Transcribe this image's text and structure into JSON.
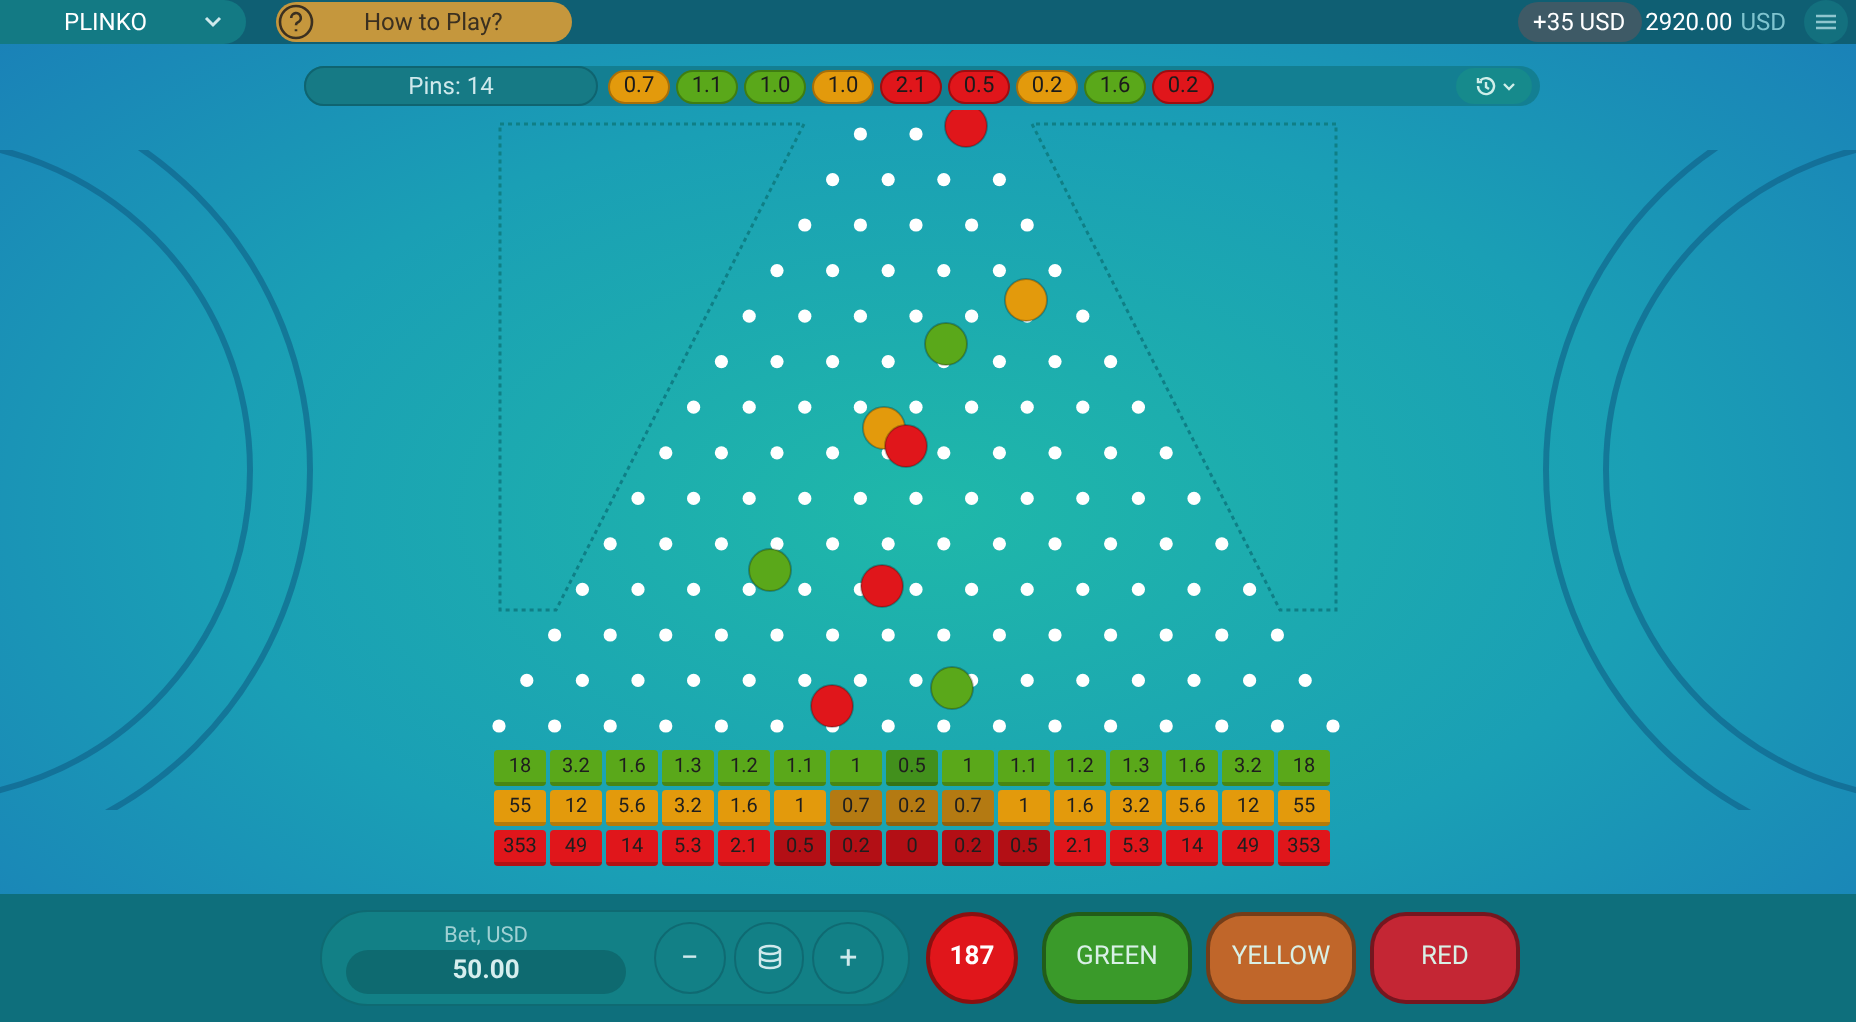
{
  "header": {
    "game": "PLINKO",
    "how_to_play": "How to Play?",
    "win": "+35 USD",
    "balance": "2920.00",
    "currency": "USD"
  },
  "pins": "Pins: 14",
  "history": [
    {
      "value": "0.7",
      "kind": "yellow"
    },
    {
      "value": "1.1",
      "kind": "green"
    },
    {
      "value": "1.0",
      "kind": "green"
    },
    {
      "value": "1.0",
      "kind": "yellow"
    },
    {
      "value": "2.1",
      "kind": "red"
    },
    {
      "value": "0.5",
      "kind": "red"
    },
    {
      "value": "0.2",
      "kind": "yellow"
    },
    {
      "value": "1.6",
      "kind": "green"
    },
    {
      "value": "0.2",
      "kind": "red"
    }
  ],
  "multipliers": [
    {
      "kind": "green",
      "cells": [
        {
          "value": "18",
          "dim": false
        },
        {
          "value": "3.2",
          "dim": false
        },
        {
          "value": "1.6",
          "dim": false
        },
        {
          "value": "1.3",
          "dim": false
        },
        {
          "value": "1.2",
          "dim": false
        },
        {
          "value": "1.1",
          "dim": false
        },
        {
          "value": "1",
          "dim": false
        },
        {
          "value": "0.5",
          "dim": true
        },
        {
          "value": "1",
          "dim": false
        },
        {
          "value": "1.1",
          "dim": false
        },
        {
          "value": "1.2",
          "dim": false
        },
        {
          "value": "1.3",
          "dim": false
        },
        {
          "value": "1.6",
          "dim": false
        },
        {
          "value": "3.2",
          "dim": false
        },
        {
          "value": "18",
          "dim": false
        }
      ]
    },
    {
      "kind": "yellow",
      "cells": [
        {
          "value": "55",
          "dim": false
        },
        {
          "value": "12",
          "dim": false
        },
        {
          "value": "5.6",
          "dim": false
        },
        {
          "value": "3.2",
          "dim": false
        },
        {
          "value": "1.6",
          "dim": false
        },
        {
          "value": "1",
          "dim": false
        },
        {
          "value": "0.7",
          "dim": true
        },
        {
          "value": "0.2",
          "dim": true
        },
        {
          "value": "0.7",
          "dim": true
        },
        {
          "value": "1",
          "dim": false
        },
        {
          "value": "1.6",
          "dim": false
        },
        {
          "value": "3.2",
          "dim": false
        },
        {
          "value": "5.6",
          "dim": false
        },
        {
          "value": "12",
          "dim": false
        },
        {
          "value": "55",
          "dim": false
        }
      ]
    },
    {
      "kind": "red",
      "cells": [
        {
          "value": "353",
          "dim": false
        },
        {
          "value": "49",
          "dim": false
        },
        {
          "value": "14",
          "dim": false
        },
        {
          "value": "5.3",
          "dim": false
        },
        {
          "value": "2.1",
          "dim": false
        },
        {
          "value": "0.5",
          "dim": true
        },
        {
          "value": "0.2",
          "dim": true
        },
        {
          "value": "0",
          "dim": true
        },
        {
          "value": "0.2",
          "dim": true
        },
        {
          "value": "0.5",
          "dim": true
        },
        {
          "value": "2.1",
          "dim": false
        },
        {
          "value": "5.3",
          "dim": false
        },
        {
          "value": "14",
          "dim": false
        },
        {
          "value": "49",
          "dim": false
        },
        {
          "value": "353",
          "dim": false
        }
      ]
    }
  ],
  "bet": {
    "label": "Bet, USD",
    "value": "50.00",
    "minus": "−",
    "plus": "+"
  },
  "auto_count": "187",
  "play_buttons": [
    {
      "label": "GREEN",
      "kind": "green"
    },
    {
      "label": "YELLOW",
      "kind": "yellow"
    },
    {
      "label": "RED",
      "kind": "red"
    }
  ]
}
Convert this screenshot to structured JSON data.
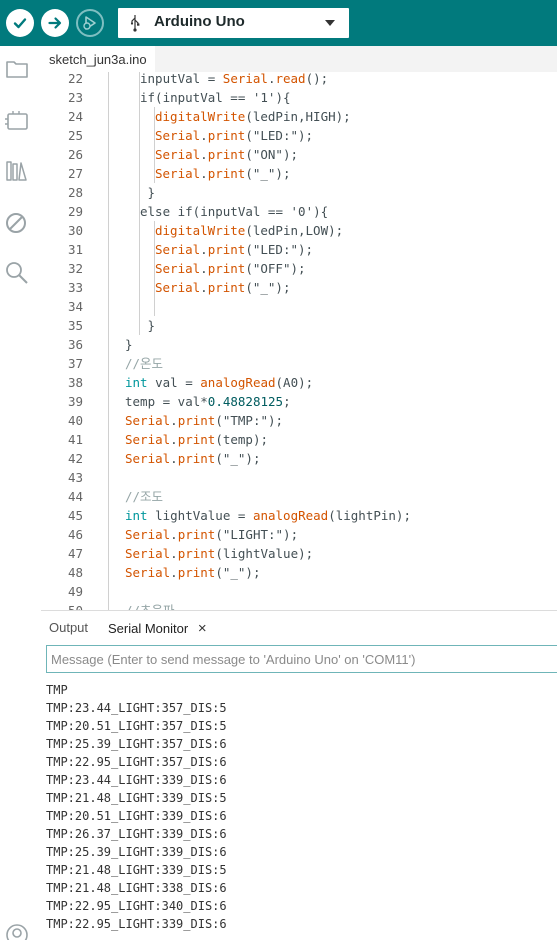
{
  "toolbar": {
    "verify_icon": "check-icon",
    "upload_icon": "arrow-right-icon",
    "debug_icon": "debug-icon",
    "board_select": {
      "value": "Arduino Uno",
      "icon": "usb-icon"
    },
    "colors": {
      "bar": "#017a7d",
      "button": "#ffffff"
    }
  },
  "sidebar": {
    "icons": [
      "folder-icon",
      "board-icon",
      "library-icon",
      "debug-block-icon",
      "search-icon",
      "profile-icon"
    ]
  },
  "editor": {
    "file_tab": "sketch_jun3a.ino",
    "lines": [
      {
        "n": "22",
        "indent": 1,
        "parts": [
          [
            "plain",
            "inputVal = "
          ],
          [
            "fn",
            "Serial"
          ],
          [
            "plain",
            "."
          ],
          [
            "fn",
            "read"
          ],
          [
            "plain",
            "();"
          ]
        ]
      },
      {
        "n": "23",
        "indent": 1,
        "parts": [
          [
            "plain",
            "if(inputVal == '1'){"
          ]
        ]
      },
      {
        "n": "24",
        "indent": 2,
        "parts": [
          [
            "fn",
            "digitalWrite"
          ],
          [
            "plain",
            "(ledPin,HIGH);"
          ]
        ]
      },
      {
        "n": "25",
        "indent": 2,
        "parts": [
          [
            "fn",
            "Serial"
          ],
          [
            "plain",
            "."
          ],
          [
            "fn",
            "print"
          ],
          [
            "plain",
            "(\"LED:\");"
          ]
        ]
      },
      {
        "n": "26",
        "indent": 2,
        "parts": [
          [
            "fn",
            "Serial"
          ],
          [
            "plain",
            "."
          ],
          [
            "fn",
            "print"
          ],
          [
            "plain",
            "(\"ON\");"
          ]
        ]
      },
      {
        "n": "27",
        "indent": 2,
        "parts": [
          [
            "fn",
            "Serial"
          ],
          [
            "plain",
            "."
          ],
          [
            "fn",
            "print"
          ],
          [
            "plain",
            "(\"_\");"
          ]
        ]
      },
      {
        "n": "28",
        "indent": 1,
        "parts": [
          [
            "plain",
            " }"
          ]
        ]
      },
      {
        "n": "29",
        "indent": 1,
        "parts": [
          [
            "plain",
            "else if(inputVal == '0'){"
          ]
        ]
      },
      {
        "n": "30",
        "indent": 2,
        "parts": [
          [
            "fn",
            "digitalWrite"
          ],
          [
            "plain",
            "(ledPin,LOW);"
          ]
        ]
      },
      {
        "n": "31",
        "indent": 2,
        "parts": [
          [
            "fn",
            "Serial"
          ],
          [
            "plain",
            "."
          ],
          [
            "fn",
            "print"
          ],
          [
            "plain",
            "(\"LED:\");"
          ]
        ]
      },
      {
        "n": "32",
        "indent": 2,
        "parts": [
          [
            "fn",
            "Serial"
          ],
          [
            "plain",
            "."
          ],
          [
            "fn",
            "print"
          ],
          [
            "plain",
            "(\"OFF\");"
          ]
        ]
      },
      {
        "n": "33",
        "indent": 2,
        "parts": [
          [
            "fn",
            "Serial"
          ],
          [
            "plain",
            "."
          ],
          [
            "fn",
            "print"
          ],
          [
            "plain",
            "(\"_\");"
          ]
        ]
      },
      {
        "n": "34",
        "indent": 2,
        "parts": []
      },
      {
        "n": "35",
        "indent": 1,
        "parts": [
          [
            "plain",
            " }"
          ]
        ]
      },
      {
        "n": "36",
        "indent": 0,
        "parts": [
          [
            "plain",
            "}"
          ]
        ]
      },
      {
        "n": "37",
        "indent": 0,
        "parts": [
          [
            "comment",
            "//온도"
          ]
        ]
      },
      {
        "n": "38",
        "indent": 0,
        "parts": [
          [
            "kw",
            "int"
          ],
          [
            "plain",
            " val = "
          ],
          [
            "fn",
            "analogRead"
          ],
          [
            "plain",
            "(A0);"
          ]
        ]
      },
      {
        "n": "39",
        "indent": 0,
        "parts": [
          [
            "plain",
            "temp = val*"
          ],
          [
            "num",
            "0.48828125"
          ],
          [
            "plain",
            ";"
          ]
        ]
      },
      {
        "n": "40",
        "indent": 0,
        "parts": [
          [
            "fn",
            "Serial"
          ],
          [
            "plain",
            "."
          ],
          [
            "fn",
            "print"
          ],
          [
            "plain",
            "(\"TMP:\");"
          ]
        ]
      },
      {
        "n": "41",
        "indent": 0,
        "parts": [
          [
            "fn",
            "Serial"
          ],
          [
            "plain",
            "."
          ],
          [
            "fn",
            "print"
          ],
          [
            "plain",
            "(temp);"
          ]
        ]
      },
      {
        "n": "42",
        "indent": 0,
        "parts": [
          [
            "fn",
            "Serial"
          ],
          [
            "plain",
            "."
          ],
          [
            "fn",
            "print"
          ],
          [
            "plain",
            "(\"_\");"
          ]
        ]
      },
      {
        "n": "43",
        "indent": 0,
        "parts": []
      },
      {
        "n": "44",
        "indent": 0,
        "parts": [
          [
            "comment",
            "//조도"
          ]
        ]
      },
      {
        "n": "45",
        "indent": 0,
        "parts": [
          [
            "kw",
            "int"
          ],
          [
            "plain",
            " lightValue = "
          ],
          [
            "fn",
            "analogRead"
          ],
          [
            "plain",
            "(lightPin);"
          ]
        ]
      },
      {
        "n": "46",
        "indent": 0,
        "parts": [
          [
            "fn",
            "Serial"
          ],
          [
            "plain",
            "."
          ],
          [
            "fn",
            "print"
          ],
          [
            "plain",
            "(\"LIGHT:\");"
          ]
        ]
      },
      {
        "n": "47",
        "indent": 0,
        "parts": [
          [
            "fn",
            "Serial"
          ],
          [
            "plain",
            "."
          ],
          [
            "fn",
            "print"
          ],
          [
            "plain",
            "(lightValue);"
          ]
        ]
      },
      {
        "n": "48",
        "indent": 0,
        "parts": [
          [
            "fn",
            "Serial"
          ],
          [
            "plain",
            "."
          ],
          [
            "fn",
            "print"
          ],
          [
            "plain",
            "(\"_\");"
          ]
        ]
      },
      {
        "n": "49",
        "indent": 0,
        "parts": []
      },
      {
        "n": "50",
        "indent": 0,
        "parts": [
          [
            "comment",
            "//초음파"
          ]
        ]
      }
    ],
    "colors": {
      "plain": "#434f54",
      "fn": "#d35400",
      "kw": "#00979c",
      "num": "#005c5f",
      "comment": "#95a5a6",
      "line_number": "#666666"
    }
  },
  "panel": {
    "tabs": [
      {
        "label": "Output",
        "active": false
      },
      {
        "label": "Serial Monitor",
        "active": true,
        "close": "×"
      }
    ],
    "input_placeholder": "Message (Enter to send message to 'Arduino Uno' on 'COM11')",
    "output_lines": [
      "TMP",
      "TMP:23.44_LIGHT:357_DIS:5",
      "TMP:20.51_LIGHT:357_DIS:5",
      "TMP:25.39_LIGHT:357_DIS:6",
      "TMP:22.95_LIGHT:357_DIS:6",
      "TMP:23.44_LIGHT:339_DIS:6",
      "TMP:21.48_LIGHT:339_DIS:5",
      "TMP:20.51_LIGHT:339_DIS:6",
      "TMP:26.37_LIGHT:339_DIS:6",
      "TMP:25.39_LIGHT:339_DIS:6",
      "TMP:21.48_LIGHT:339_DIS:5",
      "TMP:21.48_LIGHT:338_DIS:6",
      "TMP:22.95_LIGHT:340_DIS:6",
      "TMP:22.95_LIGHT:339_DIS:6"
    ]
  }
}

» **Brief**
Copy each line that holds the word "inputVal".

» **Output for this exercise**
            "inputVal = "
            "if(inputVal == '1'){"
            "else if(inputVal == '0'){"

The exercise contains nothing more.